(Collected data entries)
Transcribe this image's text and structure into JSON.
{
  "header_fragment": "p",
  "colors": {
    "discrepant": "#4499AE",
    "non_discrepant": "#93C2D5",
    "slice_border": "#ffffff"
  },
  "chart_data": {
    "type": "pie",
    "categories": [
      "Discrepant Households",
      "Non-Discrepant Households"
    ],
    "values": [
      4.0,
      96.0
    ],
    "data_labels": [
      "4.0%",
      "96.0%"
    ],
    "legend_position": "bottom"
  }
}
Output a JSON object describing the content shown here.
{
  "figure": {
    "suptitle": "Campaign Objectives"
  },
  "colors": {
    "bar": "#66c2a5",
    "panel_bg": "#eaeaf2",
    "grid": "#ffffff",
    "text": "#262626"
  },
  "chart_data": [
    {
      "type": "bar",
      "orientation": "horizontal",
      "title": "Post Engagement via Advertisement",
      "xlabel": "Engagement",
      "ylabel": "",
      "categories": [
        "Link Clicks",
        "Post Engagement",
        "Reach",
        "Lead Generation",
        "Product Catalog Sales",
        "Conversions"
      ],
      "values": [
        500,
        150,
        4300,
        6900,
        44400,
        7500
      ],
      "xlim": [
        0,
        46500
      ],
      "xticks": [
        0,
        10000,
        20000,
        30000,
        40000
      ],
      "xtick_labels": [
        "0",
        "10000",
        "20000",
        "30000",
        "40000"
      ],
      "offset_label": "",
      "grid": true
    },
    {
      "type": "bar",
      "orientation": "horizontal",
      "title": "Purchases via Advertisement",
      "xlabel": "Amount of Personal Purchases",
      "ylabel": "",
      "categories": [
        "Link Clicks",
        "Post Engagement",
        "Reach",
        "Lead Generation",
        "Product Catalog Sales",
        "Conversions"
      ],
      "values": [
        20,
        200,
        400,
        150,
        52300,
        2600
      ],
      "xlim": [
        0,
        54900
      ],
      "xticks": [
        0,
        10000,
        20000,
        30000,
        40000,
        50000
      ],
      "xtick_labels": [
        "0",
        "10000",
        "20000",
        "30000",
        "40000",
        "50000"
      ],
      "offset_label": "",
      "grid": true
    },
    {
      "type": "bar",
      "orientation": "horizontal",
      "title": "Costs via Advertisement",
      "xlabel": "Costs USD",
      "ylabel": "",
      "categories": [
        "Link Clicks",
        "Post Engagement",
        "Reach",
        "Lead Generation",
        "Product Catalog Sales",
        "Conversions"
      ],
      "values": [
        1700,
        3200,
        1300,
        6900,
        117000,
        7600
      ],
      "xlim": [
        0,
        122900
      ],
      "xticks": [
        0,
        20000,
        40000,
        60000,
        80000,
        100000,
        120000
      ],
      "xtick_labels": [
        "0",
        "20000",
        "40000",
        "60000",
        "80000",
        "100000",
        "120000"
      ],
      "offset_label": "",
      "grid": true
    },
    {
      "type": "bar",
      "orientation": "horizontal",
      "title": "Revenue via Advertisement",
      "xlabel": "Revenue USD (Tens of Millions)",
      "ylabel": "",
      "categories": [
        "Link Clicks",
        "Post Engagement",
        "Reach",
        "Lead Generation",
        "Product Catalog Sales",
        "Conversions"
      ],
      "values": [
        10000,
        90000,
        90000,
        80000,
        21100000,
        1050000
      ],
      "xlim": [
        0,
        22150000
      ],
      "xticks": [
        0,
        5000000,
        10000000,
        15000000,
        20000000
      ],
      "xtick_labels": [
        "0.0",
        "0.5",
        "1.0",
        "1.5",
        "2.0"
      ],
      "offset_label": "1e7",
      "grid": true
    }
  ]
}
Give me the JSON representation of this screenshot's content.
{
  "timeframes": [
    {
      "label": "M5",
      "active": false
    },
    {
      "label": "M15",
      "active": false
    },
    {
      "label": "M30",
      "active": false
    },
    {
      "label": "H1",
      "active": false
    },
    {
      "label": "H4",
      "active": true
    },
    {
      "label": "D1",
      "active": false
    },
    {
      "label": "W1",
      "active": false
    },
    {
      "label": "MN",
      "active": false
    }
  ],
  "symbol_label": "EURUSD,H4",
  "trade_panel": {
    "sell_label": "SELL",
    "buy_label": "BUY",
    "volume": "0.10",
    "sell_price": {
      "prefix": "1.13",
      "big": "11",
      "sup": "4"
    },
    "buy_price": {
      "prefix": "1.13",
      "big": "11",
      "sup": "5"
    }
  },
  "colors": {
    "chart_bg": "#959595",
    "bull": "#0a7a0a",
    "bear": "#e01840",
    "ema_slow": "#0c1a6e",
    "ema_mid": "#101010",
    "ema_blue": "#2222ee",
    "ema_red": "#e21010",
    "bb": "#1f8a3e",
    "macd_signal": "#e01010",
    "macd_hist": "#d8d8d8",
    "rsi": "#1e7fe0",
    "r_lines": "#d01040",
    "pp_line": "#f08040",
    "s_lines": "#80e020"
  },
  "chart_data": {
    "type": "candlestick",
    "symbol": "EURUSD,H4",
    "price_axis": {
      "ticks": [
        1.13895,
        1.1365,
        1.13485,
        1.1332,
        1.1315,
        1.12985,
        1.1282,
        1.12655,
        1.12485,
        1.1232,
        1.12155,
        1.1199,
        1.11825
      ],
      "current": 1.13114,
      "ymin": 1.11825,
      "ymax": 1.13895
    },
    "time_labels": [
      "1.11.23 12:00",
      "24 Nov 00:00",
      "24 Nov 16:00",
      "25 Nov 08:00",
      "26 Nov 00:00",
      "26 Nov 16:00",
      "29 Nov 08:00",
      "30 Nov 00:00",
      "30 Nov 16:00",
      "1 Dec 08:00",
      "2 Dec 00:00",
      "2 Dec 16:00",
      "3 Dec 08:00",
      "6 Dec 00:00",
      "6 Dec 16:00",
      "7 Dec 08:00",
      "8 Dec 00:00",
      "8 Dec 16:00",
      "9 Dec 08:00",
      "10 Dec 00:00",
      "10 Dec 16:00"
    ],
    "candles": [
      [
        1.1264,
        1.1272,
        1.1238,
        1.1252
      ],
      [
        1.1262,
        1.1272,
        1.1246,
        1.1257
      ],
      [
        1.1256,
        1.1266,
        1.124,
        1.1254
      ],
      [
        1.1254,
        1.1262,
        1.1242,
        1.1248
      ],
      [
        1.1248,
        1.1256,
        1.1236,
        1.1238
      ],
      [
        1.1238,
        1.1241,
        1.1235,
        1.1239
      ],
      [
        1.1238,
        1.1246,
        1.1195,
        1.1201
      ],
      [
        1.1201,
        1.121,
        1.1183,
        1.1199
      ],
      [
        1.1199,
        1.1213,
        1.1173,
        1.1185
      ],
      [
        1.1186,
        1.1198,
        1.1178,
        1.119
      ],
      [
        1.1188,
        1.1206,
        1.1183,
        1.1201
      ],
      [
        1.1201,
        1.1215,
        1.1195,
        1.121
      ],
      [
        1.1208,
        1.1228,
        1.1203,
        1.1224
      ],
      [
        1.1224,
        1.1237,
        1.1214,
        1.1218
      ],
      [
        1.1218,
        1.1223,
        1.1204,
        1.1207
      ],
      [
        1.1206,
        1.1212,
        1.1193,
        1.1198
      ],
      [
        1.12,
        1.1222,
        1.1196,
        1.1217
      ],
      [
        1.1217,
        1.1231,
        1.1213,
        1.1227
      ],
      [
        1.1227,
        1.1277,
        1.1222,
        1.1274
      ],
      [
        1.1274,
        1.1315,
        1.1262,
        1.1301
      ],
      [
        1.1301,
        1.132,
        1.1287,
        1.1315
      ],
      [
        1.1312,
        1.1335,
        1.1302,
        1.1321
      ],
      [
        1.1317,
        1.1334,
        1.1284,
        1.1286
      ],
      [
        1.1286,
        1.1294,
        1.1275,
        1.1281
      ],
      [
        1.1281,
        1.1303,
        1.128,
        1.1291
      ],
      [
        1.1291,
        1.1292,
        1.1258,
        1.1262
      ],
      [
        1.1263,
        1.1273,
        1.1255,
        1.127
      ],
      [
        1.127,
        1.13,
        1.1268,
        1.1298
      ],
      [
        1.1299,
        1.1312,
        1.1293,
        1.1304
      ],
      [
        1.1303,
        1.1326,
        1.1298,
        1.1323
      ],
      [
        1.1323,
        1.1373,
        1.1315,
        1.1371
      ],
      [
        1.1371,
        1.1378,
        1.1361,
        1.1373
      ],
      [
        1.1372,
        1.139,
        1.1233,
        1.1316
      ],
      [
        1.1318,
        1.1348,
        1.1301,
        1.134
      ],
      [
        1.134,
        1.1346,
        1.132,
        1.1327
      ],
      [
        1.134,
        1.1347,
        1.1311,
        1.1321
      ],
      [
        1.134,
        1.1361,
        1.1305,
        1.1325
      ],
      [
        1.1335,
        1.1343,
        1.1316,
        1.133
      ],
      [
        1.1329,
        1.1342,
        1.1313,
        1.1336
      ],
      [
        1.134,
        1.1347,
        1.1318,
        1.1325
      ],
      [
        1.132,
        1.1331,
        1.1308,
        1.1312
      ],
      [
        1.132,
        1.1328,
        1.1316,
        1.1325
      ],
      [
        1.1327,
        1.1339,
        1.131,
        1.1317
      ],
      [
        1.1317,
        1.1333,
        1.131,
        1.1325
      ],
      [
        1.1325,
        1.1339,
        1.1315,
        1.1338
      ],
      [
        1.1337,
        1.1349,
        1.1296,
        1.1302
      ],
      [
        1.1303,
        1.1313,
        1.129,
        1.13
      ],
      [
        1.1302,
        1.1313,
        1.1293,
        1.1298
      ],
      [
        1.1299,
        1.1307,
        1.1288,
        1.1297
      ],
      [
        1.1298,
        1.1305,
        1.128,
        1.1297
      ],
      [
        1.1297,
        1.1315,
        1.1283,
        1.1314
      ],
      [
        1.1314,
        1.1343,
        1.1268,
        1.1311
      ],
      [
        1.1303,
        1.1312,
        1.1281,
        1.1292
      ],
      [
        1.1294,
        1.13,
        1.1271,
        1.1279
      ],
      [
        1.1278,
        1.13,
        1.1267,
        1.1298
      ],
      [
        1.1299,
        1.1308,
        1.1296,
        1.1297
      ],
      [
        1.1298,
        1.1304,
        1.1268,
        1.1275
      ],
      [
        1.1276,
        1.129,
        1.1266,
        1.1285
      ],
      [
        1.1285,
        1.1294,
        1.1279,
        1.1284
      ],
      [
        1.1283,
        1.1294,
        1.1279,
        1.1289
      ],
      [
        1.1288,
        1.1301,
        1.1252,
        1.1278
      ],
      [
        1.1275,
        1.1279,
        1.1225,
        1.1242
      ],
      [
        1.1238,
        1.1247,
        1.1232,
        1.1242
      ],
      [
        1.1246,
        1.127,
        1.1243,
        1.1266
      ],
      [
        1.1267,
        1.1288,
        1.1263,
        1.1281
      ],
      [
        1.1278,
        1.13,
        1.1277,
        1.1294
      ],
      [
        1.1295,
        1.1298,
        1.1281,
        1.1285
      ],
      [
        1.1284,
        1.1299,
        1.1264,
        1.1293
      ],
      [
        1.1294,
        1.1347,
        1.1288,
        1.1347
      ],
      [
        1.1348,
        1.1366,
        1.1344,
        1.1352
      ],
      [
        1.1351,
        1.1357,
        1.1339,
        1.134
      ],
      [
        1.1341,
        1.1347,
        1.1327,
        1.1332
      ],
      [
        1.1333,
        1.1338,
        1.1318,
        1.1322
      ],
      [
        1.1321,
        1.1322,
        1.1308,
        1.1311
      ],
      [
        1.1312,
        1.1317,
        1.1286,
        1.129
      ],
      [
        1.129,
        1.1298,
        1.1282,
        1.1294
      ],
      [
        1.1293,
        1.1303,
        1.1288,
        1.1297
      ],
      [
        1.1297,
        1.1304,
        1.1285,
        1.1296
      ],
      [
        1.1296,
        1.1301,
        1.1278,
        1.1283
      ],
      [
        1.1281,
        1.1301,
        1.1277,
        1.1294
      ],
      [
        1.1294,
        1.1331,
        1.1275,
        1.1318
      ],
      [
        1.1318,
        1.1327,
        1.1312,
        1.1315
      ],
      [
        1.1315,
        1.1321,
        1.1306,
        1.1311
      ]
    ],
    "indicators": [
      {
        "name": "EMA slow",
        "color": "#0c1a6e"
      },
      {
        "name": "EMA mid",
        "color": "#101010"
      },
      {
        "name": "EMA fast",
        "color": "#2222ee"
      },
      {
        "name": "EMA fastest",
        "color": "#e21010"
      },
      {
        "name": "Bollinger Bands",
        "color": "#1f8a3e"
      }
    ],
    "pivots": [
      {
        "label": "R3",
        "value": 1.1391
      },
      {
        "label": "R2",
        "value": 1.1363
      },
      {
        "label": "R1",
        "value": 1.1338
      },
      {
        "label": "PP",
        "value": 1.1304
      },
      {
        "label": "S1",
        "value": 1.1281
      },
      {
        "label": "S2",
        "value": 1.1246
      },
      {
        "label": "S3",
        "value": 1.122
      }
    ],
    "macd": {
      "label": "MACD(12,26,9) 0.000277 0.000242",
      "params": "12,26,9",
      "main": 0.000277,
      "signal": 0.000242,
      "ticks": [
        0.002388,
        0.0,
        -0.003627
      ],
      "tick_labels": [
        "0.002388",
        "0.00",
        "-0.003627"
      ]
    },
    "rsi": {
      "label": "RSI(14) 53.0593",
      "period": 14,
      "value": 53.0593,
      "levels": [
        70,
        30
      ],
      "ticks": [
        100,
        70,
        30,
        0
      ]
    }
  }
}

> _TO BE DONE_: Search the entries for the word "Purchases" and copy every line that has it.

> _THE OUTPUT_:
      "title": "Purchases via Advertisement",
      "xlabel": "Amount of Personal Purchases",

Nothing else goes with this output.